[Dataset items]

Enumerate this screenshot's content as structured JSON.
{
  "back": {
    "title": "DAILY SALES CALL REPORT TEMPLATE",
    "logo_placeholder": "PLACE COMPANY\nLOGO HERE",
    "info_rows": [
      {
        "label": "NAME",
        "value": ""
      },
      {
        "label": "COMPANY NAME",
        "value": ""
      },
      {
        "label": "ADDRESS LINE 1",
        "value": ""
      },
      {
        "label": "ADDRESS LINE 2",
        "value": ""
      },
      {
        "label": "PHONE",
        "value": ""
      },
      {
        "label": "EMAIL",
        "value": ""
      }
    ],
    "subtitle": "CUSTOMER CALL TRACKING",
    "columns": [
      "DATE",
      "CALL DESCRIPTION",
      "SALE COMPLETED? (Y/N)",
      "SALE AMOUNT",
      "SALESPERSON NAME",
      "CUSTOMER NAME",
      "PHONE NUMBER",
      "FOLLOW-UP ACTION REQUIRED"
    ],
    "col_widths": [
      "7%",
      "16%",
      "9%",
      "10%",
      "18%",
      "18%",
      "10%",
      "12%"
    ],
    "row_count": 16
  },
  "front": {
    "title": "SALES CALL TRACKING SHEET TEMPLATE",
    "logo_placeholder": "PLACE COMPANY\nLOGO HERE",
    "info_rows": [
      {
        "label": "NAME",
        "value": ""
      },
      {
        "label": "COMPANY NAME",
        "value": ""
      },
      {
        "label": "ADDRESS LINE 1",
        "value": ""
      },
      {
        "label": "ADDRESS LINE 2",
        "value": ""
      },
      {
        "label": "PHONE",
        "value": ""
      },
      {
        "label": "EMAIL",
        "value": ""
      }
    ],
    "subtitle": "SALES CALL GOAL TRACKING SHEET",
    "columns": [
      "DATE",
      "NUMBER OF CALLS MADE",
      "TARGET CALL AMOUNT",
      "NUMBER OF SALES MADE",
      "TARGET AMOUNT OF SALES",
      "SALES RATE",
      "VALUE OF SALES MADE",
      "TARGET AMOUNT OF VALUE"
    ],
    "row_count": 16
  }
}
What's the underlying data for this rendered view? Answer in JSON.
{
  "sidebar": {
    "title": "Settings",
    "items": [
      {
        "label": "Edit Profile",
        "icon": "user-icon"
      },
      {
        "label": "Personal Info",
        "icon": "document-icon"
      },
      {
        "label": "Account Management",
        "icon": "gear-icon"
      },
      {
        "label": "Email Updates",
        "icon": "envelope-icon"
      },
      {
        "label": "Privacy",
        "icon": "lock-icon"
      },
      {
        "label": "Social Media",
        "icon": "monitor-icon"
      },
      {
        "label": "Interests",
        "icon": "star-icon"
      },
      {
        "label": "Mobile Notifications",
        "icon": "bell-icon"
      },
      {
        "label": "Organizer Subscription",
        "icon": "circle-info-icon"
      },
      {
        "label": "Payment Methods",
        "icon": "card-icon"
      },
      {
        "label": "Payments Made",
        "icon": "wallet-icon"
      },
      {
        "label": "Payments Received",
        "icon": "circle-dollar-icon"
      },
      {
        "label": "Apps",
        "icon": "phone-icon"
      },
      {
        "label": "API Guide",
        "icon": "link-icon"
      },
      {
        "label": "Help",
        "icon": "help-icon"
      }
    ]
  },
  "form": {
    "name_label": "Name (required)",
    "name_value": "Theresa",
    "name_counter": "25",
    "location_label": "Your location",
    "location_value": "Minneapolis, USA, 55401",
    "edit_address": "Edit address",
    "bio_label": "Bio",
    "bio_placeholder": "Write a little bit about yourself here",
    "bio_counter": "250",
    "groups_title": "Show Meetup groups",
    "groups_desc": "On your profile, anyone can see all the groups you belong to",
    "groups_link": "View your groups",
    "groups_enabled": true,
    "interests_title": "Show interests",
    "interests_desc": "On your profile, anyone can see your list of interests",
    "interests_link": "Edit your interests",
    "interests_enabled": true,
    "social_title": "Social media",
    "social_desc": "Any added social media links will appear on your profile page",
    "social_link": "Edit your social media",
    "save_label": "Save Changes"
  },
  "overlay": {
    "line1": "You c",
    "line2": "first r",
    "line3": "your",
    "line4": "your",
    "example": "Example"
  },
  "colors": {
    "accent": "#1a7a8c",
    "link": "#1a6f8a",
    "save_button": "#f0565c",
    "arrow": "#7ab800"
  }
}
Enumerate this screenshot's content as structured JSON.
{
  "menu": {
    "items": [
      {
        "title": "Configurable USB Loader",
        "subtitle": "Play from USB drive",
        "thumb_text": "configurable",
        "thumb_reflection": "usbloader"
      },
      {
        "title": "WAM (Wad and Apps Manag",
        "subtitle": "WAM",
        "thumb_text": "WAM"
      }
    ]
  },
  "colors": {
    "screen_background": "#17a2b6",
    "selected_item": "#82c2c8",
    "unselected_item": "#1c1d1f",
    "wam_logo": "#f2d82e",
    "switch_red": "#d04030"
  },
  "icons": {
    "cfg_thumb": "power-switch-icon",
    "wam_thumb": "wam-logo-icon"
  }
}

- Stated task
Pull out all lines from the entries above that include the word "Edit".

- Output for this exercise
        "label": "Edit Profile",
    "edit_address": "Edit address",
    "interests_link": "Edit your interests",
    "social_link": "Edit your social media",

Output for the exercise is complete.